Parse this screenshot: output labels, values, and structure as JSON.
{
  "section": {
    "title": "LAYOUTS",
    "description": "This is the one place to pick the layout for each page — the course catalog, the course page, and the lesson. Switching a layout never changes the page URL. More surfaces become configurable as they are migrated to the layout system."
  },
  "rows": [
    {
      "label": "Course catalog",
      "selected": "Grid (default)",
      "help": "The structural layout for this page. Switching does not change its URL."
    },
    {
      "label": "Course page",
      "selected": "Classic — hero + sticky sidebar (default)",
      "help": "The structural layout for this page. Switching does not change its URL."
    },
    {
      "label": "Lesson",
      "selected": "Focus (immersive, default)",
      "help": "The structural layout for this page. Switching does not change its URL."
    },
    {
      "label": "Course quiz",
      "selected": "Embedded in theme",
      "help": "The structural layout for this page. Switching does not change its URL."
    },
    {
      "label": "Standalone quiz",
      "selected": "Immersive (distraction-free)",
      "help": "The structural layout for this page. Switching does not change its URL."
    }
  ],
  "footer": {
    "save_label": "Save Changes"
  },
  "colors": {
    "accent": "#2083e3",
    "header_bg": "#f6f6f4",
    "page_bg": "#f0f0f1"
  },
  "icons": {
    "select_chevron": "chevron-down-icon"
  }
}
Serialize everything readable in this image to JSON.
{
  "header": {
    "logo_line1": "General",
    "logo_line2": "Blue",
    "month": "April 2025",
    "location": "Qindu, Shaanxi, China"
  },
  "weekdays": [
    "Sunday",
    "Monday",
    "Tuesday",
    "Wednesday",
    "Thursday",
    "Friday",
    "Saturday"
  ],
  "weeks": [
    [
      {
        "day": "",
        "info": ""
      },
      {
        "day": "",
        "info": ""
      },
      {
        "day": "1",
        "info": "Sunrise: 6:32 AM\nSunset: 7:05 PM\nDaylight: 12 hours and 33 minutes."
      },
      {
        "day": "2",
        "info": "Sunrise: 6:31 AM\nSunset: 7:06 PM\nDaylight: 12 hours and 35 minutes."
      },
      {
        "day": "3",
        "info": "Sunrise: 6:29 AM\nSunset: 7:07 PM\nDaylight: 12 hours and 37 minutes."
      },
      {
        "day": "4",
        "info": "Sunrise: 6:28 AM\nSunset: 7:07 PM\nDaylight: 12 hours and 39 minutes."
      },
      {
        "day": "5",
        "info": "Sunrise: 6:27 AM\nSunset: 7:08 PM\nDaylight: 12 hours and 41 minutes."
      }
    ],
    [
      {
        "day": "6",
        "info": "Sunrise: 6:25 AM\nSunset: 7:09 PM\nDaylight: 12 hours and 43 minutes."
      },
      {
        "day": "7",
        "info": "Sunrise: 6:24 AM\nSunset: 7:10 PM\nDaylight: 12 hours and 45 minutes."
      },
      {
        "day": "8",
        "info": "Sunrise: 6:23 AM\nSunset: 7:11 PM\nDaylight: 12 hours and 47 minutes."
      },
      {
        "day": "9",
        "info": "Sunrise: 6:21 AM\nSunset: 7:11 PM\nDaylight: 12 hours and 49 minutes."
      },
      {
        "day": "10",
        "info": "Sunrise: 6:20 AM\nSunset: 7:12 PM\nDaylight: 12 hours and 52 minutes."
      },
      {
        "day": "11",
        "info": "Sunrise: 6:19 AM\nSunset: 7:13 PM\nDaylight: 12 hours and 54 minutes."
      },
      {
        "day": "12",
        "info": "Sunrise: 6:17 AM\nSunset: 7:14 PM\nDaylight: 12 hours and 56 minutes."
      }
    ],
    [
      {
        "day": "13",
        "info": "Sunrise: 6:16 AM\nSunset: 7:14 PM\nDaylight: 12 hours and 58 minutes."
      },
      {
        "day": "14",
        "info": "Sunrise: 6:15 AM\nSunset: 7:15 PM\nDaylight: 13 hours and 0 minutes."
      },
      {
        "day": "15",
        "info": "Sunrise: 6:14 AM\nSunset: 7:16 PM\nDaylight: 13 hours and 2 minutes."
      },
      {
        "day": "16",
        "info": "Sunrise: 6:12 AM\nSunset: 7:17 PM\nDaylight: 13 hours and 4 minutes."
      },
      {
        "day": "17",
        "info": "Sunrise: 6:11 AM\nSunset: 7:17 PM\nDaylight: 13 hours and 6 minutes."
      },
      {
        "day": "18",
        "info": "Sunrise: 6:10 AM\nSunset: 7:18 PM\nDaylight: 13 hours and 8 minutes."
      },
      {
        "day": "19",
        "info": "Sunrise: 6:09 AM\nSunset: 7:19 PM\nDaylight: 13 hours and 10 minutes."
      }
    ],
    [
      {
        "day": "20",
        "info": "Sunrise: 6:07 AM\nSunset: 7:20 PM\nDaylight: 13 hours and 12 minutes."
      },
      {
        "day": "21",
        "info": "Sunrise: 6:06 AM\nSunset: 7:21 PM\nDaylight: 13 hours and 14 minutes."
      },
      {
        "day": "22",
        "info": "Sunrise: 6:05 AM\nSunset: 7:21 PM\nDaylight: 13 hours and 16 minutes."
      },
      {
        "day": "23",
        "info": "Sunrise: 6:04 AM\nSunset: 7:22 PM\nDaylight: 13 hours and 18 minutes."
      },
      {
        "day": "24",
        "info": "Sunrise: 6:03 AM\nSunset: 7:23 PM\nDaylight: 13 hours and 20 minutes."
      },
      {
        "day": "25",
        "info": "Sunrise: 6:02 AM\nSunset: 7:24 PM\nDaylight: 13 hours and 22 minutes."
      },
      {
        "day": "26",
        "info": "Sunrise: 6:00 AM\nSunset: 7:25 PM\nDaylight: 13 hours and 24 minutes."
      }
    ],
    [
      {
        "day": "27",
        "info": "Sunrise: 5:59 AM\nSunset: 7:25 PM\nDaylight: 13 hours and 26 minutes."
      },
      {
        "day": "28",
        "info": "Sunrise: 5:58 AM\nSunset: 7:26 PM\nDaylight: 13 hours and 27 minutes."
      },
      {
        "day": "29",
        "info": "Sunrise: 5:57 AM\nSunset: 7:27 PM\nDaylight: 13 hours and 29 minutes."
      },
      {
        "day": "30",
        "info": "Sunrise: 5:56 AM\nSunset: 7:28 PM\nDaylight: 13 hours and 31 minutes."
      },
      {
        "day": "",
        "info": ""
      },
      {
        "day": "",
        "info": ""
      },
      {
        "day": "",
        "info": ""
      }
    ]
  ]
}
====================
Write the listing out again, exactly as it reads.

* Result below:
Parse this screenshot: output labels, values, and structure as JSON.
{
  "section": {
    "title": "LAYOUTS",
    "description": "This is the one place to pick the layout for each page — the course catalog, the course page, and the lesson. Switching a layout never changes the page URL. More surfaces become configurable as they are migrated to the layout system."
  },
  "rows": [
    {
      "label": "Course catalog",
      "selected": "Grid (default)",
      "help": "The structural layout for this page. Switching does not change its URL."
    },
    {
      "label": "Course page",
      "selected": "Classic — hero + sticky sidebar (default)",
      "help": "The structural layout for this page. Switching does not change its URL."
    },
    {
      "label": "Lesson",
      "selected": "Focus (immersive, default)",
      "help": "The structural layout for this page. Switching does not change its URL."
    },
    {
      "label": "Course quiz",
      "selected": "Embedded in theme",
      "help": "The structural layout for this page. Switching does not change its URL."
    },
    {
      "label": "Standalone quiz",
      "selected": "Immersive (distraction-free)",
      "help": "The structural layout for this page. Switching does not change its URL."
    }
  ],
  "footer": {
    "save_label": "Save Changes"
  },
  "colors": {
    "accent": "#2083e3",
    "header_bg": "#f6f6f4",
    "page_bg": "#f0f0f1"
  },
  "icons": {
    "select_chevron": "chevron-down-icon"
  }
}
Serialize everything readable in this image to JSON.
{
  "header": {
    "logo_line1": "General",
    "logo_line2": "Blue",
    "month": "April 2025",
    "location": "Qindu, Shaanxi, China"
  },
  "weekdays": [
    "Sunday",
    "Monday",
    "Tuesday",
    "Wednesday",
    "Thursday",
    "Friday",
    "Saturday"
  ],
  "weeks": [
    [
      {
        "day": "",
        "info": ""
      },
      {
        "day": "",
        "info": ""
      },
      {
        "day": "1",
        "info": "Sunrise: 6:32 AM\nSunset: 7:05 PM\nDaylight: 12 hours and 33 minutes."
      },
      {
        "day": "2",
        "info": "Sunrise: 6:31 AM\nSunset: 7:06 PM\nDaylight: 12 hours and 35 minutes."
      },
      {
        "day": "3",
        "info": "Sunrise: 6:29 AM\nSunset: 7:07 PM\nDaylight: 12 hours and 37 minutes."
      },
      {
        "day": "4",
        "info": "Sunrise: 6:28 AM\nSunset: 7:07 PM\nDaylight: 12 hours and 39 minutes."
      },
      {
        "day": "5",
        "info": "Sunrise: 6:27 AM\nSunset: 7:08 PM\nDaylight: 12 hours and 41 minutes."
      }
    ],
    [
      {
        "day": "6",
        "info": "Sunrise: 6:25 AM\nSunset: 7:09 PM\nDaylight: 12 hours and 43 minutes."
      },
      {
        "day": "7",
        "info": "Sunrise: 6:24 AM\nSunset: 7:10 PM\nDaylight: 12 hours and 45 minutes."
      },
      {
        "day": "8",
        "info": "Sunrise: 6:23 AM\nSunset: 7:11 PM\nDaylight: 12 hours and 47 minutes."
      },
      {
        "day": "9",
        "info": "Sunrise: 6:21 AM\nSunset: 7:11 PM\nDaylight: 12 hours and 49 minutes."
      },
      {
        "day": "10",
        "info": "Sunrise: 6:20 AM\nSunset: 7:12 PM\nDaylight: 12 hours and 52 minutes."
      },
      {
        "day": "11",
        "info": "Sunrise: 6:19 AM\nSunset: 7:13 PM\nDaylight: 12 hours and 54 minutes."
      },
      {
        "day": "12",
        "info": "Sunrise: 6:17 AM\nSunset: 7:14 PM\nDaylight: 12 hours and 56 minutes."
      }
    ],
    [
      {
        "day": "13",
        "info": "Sunrise: 6:16 AM\nSunset: 7:14 PM\nDaylight: 12 hours and 58 minutes."
      },
      {
        "day": "14",
        "info": "Sunrise: 6:15 AM\nSunset: 7:15 PM\nDaylight: 13 hours and 0 minutes."
      },
      {
        "day": "15",
        "info": "Sunrise: 6:14 AM\nSunset: 7:16 PM\nDaylight: 13 hours and 2 minutes."
      },
      {
        "day": "16",
        "info": "Sunrise: 6:12 AM\nSunset: 7:17 PM\nDaylight: 13 hours and 4 minutes."
      },
      {
        "day": "17",
        "info": "Sunrise: 6:11 AM\nSunset: 7:17 PM\nDaylight: 13 hours and 6 minutes."
      },
      {
        "day": "18",
        "info": "Sunrise: 6:10 AM\nSunset: 7:18 PM\nDaylight: 13 hours and 8 minutes."
      },
      {
        "day": "19",
        "info": "Sunrise: 6:09 AM\nSunset: 7:19 PM\nDaylight: 13 hours and 10 minutes."
      }
    ],
    [
      {
        "day": "20",
        "info": "Sunrise: 6:07 AM\nSunset: 7:20 PM\nDaylight: 13 hours and 12 minutes."
      },
      {
        "day": "21",
        "info": "Sunrise: 6:06 AM\nSunset: 7:21 PM\nDaylight: 13 hours and 14 minutes."
      },
      {
        "day": "22",
        "info": "Sunrise: 6:05 AM\nSunset: 7:21 PM\nDaylight: 13 hours and 16 minutes."
      },
      {
        "day": "23",
        "info": "Sunrise: 6:04 AM\nSunset: 7:22 PM\nDaylight: 13 hours and 18 minutes."
      },
      {
        "day": "24",
        "info": "Sunrise: 6:03 AM\nSunset: 7:23 PM\nDaylight: 13 hours and 20 minutes."
      },
      {
        "day": "25",
        "info": "Sunrise: 6:02 AM\nSunset: 7:24 PM\nDaylight: 13 hours and 22 minutes."
      },
      {
        "day": "26",
        "info": "Sunrise: 6:00 AM\nSunset: 7:25 PM\nDaylight: 13 hours and 24 minutes."
      }
    ],
    [
      {
        "day": "27",
        "info": "Sunrise: 5:59 AM\nSunset: 7:25 PM\nDaylight: 13 hours and 26 minutes."
      },
      {
        "day": "28",
        "info": "Sunrise: 5:58 AM\nSunset: 7:26 PM\nDaylight: 13 hours and 27 minutes."
      },
      {
        "day": "29",
        "info": "Sunrise: 5:57 AM\nSunset: 7:27 PM\nDaylight: 13 hours and 29 minutes."
      },
      {
        "day": "30",
        "info": "Sunrise: 5:56 AM\nSunset: 7:28 PM\nDaylight: 13 hours and 31 minutes."
      },
      {
        "day": "",
        "info": ""
      },
      {
        "day": "",
        "info": ""
      },
      {
        "day": "",
        "info": ""
      }
    ]
  ]
}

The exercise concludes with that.